(Collected data entries)
☆ ☆ ☆ ☆ ☆ ☆ ☆

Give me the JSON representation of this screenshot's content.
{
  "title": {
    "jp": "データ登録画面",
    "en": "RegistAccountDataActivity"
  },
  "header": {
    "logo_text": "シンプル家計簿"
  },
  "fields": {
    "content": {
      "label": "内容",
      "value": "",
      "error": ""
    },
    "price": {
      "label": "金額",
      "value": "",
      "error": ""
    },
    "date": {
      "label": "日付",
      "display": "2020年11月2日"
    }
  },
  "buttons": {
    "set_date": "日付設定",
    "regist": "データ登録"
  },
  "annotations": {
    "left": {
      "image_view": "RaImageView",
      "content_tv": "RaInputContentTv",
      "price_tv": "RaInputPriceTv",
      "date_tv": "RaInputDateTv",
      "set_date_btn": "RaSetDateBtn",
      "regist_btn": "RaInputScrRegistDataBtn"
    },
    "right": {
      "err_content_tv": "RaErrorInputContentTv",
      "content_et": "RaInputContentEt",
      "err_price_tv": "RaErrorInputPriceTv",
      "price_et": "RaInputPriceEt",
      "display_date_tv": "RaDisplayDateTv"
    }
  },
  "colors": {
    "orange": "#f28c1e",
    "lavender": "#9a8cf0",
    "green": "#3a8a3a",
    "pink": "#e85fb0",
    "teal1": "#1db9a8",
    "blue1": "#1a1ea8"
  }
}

☆ ☆ ☆ ☆ ☆ ☆ ☆

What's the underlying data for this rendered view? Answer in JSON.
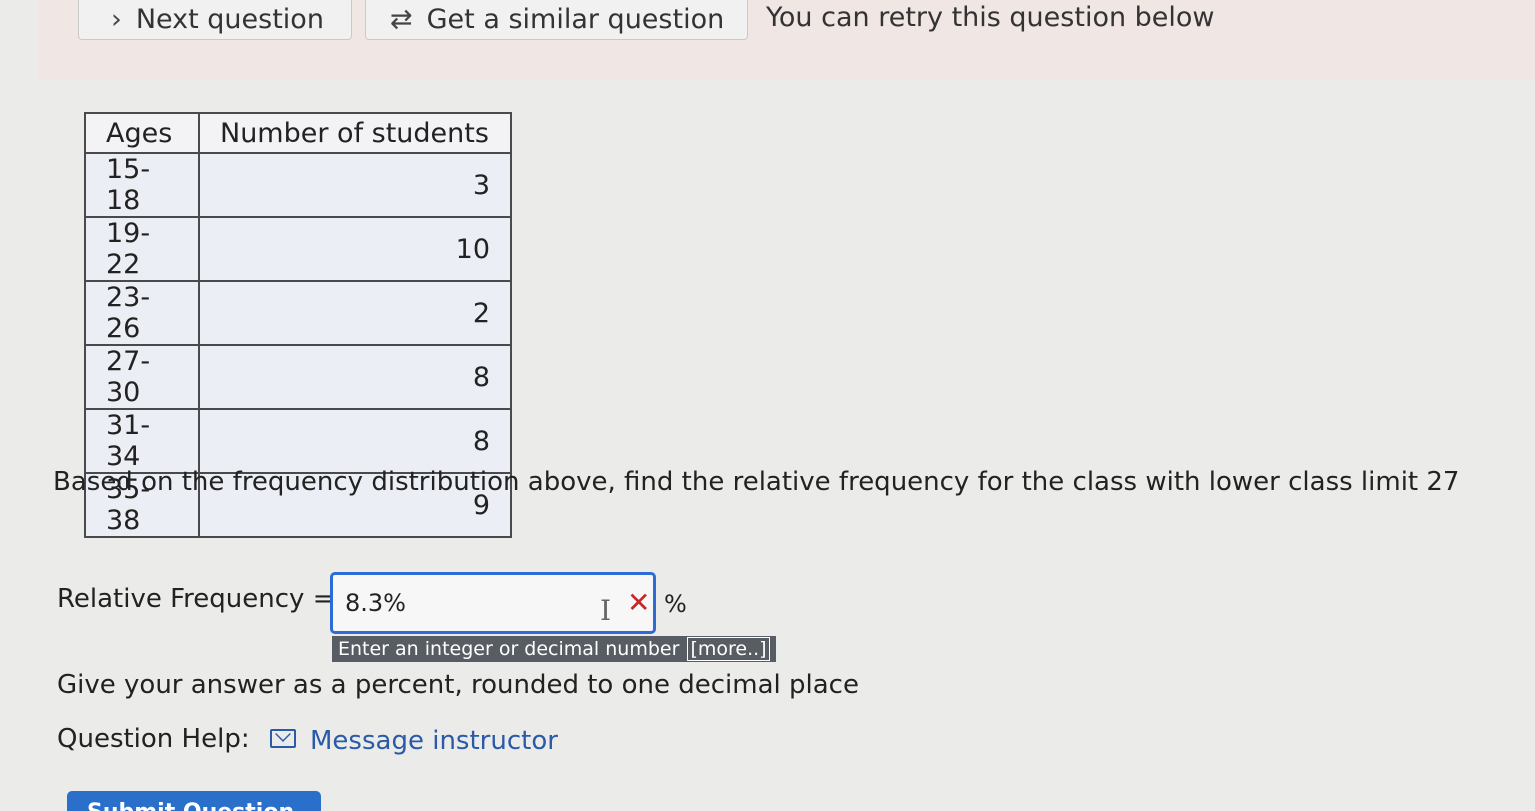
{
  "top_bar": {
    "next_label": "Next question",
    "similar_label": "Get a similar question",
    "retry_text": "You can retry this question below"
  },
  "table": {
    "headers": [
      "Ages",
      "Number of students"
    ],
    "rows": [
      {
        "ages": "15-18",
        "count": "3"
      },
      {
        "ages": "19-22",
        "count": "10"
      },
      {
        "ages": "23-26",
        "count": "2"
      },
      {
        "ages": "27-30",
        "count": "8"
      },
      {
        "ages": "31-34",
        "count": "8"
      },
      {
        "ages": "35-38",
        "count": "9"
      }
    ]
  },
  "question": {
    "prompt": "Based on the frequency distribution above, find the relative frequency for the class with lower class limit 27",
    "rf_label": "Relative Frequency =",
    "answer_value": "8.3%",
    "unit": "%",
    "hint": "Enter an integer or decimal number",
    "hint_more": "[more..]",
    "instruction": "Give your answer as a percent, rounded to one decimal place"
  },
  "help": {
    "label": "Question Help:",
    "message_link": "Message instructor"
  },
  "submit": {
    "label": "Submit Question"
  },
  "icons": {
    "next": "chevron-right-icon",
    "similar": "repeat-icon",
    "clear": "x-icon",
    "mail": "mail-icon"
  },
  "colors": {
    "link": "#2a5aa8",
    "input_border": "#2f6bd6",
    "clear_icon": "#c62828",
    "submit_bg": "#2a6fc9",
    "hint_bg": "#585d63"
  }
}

☆ ☆ ☆ ☆ ☆ ☆ ☆

# [REQUIREMENT]
In the records above, find each line that holds the word "Give"; copy all such lines.

# [FINISHED EXERCISE]
Give me the JSON representation of this screenshot's content.
    "instruction": "Give your answer as a percent, rounded to one decimal place"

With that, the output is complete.